> Objective: Set down each entry from the block beneath, exactly as written.

[BEGIN Exercise materials]

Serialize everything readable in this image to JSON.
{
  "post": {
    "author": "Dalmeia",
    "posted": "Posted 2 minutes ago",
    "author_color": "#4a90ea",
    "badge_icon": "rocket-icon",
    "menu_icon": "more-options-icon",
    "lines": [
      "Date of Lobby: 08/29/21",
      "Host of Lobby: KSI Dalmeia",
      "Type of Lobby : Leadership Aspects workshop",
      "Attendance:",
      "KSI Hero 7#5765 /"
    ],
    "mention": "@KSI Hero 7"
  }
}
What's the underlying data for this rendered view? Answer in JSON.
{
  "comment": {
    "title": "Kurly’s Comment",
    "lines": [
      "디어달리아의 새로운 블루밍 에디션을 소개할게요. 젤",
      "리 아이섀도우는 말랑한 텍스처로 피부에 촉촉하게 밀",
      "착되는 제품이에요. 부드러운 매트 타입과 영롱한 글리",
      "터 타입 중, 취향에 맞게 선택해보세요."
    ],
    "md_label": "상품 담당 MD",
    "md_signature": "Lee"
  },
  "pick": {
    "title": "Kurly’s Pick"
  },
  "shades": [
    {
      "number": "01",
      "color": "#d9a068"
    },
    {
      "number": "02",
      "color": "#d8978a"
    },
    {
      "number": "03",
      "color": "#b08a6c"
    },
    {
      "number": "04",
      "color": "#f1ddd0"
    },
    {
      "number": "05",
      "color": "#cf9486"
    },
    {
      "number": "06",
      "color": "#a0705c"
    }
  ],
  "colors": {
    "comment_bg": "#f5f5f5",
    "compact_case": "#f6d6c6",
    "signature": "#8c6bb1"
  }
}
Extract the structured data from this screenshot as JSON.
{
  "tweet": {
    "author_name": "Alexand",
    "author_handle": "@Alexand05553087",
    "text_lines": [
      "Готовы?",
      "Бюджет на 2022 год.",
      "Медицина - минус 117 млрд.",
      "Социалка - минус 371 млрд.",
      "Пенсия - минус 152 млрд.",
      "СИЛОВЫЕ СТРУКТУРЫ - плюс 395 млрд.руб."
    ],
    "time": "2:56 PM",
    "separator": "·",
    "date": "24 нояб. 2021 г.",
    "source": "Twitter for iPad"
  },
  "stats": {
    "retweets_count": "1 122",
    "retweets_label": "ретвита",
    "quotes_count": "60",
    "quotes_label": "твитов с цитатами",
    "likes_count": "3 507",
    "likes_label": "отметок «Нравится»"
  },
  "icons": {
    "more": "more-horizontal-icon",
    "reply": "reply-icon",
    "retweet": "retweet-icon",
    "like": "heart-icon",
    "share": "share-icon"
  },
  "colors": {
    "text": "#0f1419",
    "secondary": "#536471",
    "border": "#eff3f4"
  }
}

[END Exercise materials]

> Exercise answer:
Serialize everything readable in this image to JSON.
{
  "post": {
    "author": "Dalmeia",
    "posted": "Posted 2 minutes ago",
    "author_color": "#4a90ea",
    "badge_icon": "rocket-icon",
    "menu_icon": "more-options-icon",
    "lines": [
      "Date of Lobby: 08/29/21",
      "Host of Lobby: KSI Dalmeia",
      "Type of Lobby : Leadership Aspects workshop",
      "Attendance:",
      "KSI Hero 7#5765 /"
    ],
    "mention": "@KSI Hero 7"
  }
}
What's the underlying data for this rendered view? Answer in JSON.
{
  "comment": {
    "title": "Kurly’s Comment",
    "lines": [
      "디어달리아의 새로운 블루밍 에디션을 소개할게요. 젤",
      "리 아이섀도우는 말랑한 텍스처로 피부에 촉촉하게 밀",
      "착되는 제품이에요. 부드러운 매트 타입과 영롱한 글리",
      "터 타입 중, 취향에 맞게 선택해보세요."
    ],
    "md_label": "상품 담당 MD",
    "md_signature": "Lee"
  },
  "pick": {
    "title": "Kurly’s Pick"
  },
  "shades": [
    {
      "number": "01",
      "color": "#d9a068"
    },
    {
      "number": "02",
      "color": "#d8978a"
    },
    {
      "number": "03",
      "color": "#b08a6c"
    },
    {
      "number": "04",
      "color": "#f1ddd0"
    },
    {
      "number": "05",
      "color": "#cf9486"
    },
    {
      "number": "06",
      "color": "#a0705c"
    }
  ],
  "colors": {
    "comment_bg": "#f5f5f5",
    "compact_case": "#f6d6c6",
    "signature": "#8c6bb1"
  }
}
Extract the structured data from this screenshot as JSON.
{
  "tweet": {
    "author_name": "Alexand",
    "author_handle": "@Alexand05553087",
    "text_lines": [
      "Готовы?",
      "Бюджет на 2022 год.",
      "Медицина - минус 117 млрд.",
      "Социалка - минус 371 млрд.",
      "Пенсия - минус 152 млрд.",
      "СИЛОВЫЕ СТРУКТУРЫ - плюс 395 млрд.руб."
    ],
    "time": "2:56 PM",
    "separator": "·",
    "date": "24 нояб. 2021 г.",
    "source": "Twitter for iPad"
  },
  "stats": {
    "retweets_count": "1 122",
    "retweets_label": "ретвита",
    "quotes_count": "60",
    "quotes_label": "твитов с цитатами",
    "likes_count": "3 507",
    "likes_label": "отметок «Нравится»"
  },
  "icons": {
    "more": "more-horizontal-icon",
    "reply": "reply-icon",
    "retweet": "retweet-icon",
    "like": "heart-icon",
    "share": "share-icon"
  },
  "colors": {
    "text": "#0f1419",
    "secondary": "#536471",
    "border": "#eff3f4"
  }
}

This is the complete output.